Stated task:
Write out each record again exactly as it stands.

Exercise materials:

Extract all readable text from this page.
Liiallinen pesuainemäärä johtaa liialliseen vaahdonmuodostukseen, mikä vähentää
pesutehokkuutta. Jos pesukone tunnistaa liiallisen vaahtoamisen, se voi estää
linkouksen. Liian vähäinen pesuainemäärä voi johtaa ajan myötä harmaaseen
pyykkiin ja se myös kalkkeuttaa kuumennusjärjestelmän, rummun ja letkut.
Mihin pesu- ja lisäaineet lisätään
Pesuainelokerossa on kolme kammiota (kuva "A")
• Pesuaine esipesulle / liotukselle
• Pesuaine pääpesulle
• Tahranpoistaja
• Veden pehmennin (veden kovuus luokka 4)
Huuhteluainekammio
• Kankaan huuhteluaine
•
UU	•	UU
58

Problem solution:
Extract all readable text from this page.
Liiallinen pesuainemäärä johtaa liialliseen vaahdonmuodostukseen, mikä vähentää
pesutehokkuutta. Jos pesukone tunnistaa liiallisen vaahtoamisen, se voi estää
linkouksen. Liian vähäinen pesuainemäärä voi johtaa ajan myötä harmaaseen
pyykkiin ja se myös kalkkeuttaa kuumennusjärjestelmän, rummun ja letkut.
Mihin pesu- ja lisäaineet lisätään
Pesuainelokerossa on kolme kammiota (kuva "A")
• Pesuaine esipesulle / liotukselle
• Pesuaine pääpesulle
• Tahranpoistaja
• Veden pehmennin (veden kovuus luokka 4)
Huuhteluainekammio
• Kankaan huuhteluaine
•
UU	•	UU
58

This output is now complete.